TASK DETAILS: Below are the records; pull every line that includes "Test".
··· GIVEN INFORMATION ···
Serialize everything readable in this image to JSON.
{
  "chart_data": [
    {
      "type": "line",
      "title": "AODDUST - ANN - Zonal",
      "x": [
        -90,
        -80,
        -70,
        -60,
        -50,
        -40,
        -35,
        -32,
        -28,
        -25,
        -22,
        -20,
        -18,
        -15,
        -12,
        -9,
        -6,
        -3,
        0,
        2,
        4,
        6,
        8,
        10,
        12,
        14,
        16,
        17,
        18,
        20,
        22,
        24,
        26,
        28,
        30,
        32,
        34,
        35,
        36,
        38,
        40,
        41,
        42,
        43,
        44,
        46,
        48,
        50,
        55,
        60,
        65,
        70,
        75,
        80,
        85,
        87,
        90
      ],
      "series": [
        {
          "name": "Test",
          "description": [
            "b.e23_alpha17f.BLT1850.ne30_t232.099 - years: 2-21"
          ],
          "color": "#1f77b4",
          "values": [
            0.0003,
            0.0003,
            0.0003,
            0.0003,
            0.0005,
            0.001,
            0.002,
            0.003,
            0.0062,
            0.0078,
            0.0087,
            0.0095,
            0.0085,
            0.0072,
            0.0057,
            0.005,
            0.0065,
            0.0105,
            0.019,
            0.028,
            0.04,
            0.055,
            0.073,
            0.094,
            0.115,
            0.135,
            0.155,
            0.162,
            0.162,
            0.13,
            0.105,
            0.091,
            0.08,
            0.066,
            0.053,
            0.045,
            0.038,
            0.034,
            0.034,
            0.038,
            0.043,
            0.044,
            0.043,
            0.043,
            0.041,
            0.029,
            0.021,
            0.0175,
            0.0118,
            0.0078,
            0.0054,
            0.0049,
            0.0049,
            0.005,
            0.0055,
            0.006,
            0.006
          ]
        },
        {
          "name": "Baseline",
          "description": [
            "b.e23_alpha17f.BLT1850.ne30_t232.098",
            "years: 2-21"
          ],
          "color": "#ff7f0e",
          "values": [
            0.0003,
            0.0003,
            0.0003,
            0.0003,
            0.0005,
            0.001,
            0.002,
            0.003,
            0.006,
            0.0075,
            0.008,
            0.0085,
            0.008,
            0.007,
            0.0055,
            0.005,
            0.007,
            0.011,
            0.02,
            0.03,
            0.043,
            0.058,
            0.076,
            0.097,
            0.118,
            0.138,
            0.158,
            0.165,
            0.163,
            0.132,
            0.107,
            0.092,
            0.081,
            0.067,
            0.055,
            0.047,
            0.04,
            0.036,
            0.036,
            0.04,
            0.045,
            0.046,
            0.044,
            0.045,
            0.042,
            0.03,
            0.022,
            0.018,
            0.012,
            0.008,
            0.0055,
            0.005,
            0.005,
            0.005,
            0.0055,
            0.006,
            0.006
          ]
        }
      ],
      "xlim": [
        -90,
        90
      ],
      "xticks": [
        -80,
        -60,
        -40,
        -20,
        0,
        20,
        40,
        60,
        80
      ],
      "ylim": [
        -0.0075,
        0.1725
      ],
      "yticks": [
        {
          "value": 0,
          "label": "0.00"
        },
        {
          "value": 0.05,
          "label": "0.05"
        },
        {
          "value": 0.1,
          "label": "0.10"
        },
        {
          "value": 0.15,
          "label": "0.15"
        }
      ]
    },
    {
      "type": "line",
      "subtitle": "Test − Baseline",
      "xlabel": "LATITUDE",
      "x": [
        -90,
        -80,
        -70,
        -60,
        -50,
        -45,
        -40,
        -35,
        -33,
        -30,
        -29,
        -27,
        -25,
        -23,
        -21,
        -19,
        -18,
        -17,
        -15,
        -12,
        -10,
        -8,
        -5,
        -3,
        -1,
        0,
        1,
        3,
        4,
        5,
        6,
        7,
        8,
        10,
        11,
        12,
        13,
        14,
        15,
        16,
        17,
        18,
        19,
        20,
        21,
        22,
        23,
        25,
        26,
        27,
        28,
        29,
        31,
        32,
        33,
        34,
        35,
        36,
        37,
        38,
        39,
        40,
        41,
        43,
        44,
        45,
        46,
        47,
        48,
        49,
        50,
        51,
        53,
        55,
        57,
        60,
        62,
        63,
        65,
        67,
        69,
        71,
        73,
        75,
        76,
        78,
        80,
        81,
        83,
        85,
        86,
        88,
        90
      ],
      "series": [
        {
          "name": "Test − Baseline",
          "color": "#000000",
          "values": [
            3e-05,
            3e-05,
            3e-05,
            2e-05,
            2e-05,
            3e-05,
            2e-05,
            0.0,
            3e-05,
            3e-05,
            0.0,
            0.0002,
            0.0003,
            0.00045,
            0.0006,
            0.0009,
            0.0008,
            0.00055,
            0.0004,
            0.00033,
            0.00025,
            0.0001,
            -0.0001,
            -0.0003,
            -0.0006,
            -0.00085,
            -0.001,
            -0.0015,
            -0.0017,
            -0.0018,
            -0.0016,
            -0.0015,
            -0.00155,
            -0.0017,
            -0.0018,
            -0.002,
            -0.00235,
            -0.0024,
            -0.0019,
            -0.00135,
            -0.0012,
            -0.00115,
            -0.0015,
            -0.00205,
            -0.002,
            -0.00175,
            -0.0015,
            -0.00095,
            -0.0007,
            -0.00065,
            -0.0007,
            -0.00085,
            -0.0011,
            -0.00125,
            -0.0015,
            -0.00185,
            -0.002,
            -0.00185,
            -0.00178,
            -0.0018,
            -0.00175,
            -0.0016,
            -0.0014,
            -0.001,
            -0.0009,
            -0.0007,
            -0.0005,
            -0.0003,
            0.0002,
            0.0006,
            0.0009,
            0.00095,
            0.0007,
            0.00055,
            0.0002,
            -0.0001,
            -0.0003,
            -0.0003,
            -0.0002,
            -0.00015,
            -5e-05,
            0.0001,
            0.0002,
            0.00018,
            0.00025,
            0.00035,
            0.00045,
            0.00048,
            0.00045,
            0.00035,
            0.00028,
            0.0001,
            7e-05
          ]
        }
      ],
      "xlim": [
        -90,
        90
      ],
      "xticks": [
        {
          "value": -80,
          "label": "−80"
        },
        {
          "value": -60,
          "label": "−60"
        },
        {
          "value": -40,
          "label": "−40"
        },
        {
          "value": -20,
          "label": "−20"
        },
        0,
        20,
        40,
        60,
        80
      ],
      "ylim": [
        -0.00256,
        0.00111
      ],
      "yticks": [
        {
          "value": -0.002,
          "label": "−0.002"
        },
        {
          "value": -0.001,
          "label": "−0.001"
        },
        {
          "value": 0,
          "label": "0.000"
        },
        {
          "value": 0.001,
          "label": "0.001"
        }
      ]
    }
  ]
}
···
RESULT FOR THIS TASK:
          "name": "Test",
      "subtitle": "Test − Baseline",
          "name": "Test − Baseline",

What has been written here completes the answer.